(Task data)
------------------------------------------------

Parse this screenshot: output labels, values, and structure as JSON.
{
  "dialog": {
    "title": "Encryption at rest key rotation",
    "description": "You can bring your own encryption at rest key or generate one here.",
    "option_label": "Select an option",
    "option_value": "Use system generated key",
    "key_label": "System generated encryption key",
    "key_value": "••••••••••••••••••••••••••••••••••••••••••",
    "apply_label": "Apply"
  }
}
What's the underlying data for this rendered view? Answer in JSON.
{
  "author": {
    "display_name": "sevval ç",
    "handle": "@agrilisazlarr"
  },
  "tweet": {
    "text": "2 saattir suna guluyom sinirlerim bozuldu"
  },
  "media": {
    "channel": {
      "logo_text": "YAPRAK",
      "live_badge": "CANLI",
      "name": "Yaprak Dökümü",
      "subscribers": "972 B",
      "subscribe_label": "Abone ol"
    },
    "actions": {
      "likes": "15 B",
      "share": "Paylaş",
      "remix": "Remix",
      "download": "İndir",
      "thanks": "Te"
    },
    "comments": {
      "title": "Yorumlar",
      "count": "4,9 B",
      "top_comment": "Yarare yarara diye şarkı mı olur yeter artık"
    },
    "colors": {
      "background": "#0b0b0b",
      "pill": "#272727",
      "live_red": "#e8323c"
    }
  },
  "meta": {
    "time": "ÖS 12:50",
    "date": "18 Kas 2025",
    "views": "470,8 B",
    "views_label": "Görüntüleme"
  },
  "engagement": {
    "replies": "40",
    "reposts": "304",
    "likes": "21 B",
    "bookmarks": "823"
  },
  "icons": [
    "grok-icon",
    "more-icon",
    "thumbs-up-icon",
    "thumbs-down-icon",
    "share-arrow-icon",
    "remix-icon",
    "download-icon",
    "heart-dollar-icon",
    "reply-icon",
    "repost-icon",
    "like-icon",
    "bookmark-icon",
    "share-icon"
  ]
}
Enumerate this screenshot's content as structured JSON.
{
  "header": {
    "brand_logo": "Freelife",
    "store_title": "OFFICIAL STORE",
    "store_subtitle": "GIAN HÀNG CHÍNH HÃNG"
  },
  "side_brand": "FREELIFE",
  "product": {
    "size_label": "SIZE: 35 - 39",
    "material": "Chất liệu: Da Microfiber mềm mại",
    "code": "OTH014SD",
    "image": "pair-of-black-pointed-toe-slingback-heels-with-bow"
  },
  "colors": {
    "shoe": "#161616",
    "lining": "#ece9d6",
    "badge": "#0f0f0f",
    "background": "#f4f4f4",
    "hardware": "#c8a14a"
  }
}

------------------------------------------------

(Stated problem)
Looking at the data above, show all lines where the word "JSON" occurs.

(Answer below)
Parse this screenshot: output labels, values, and structure as JSON.
What's the underlying data for this rendered view? Answer in JSON.
Enumerate this screenshot's content as structured JSON.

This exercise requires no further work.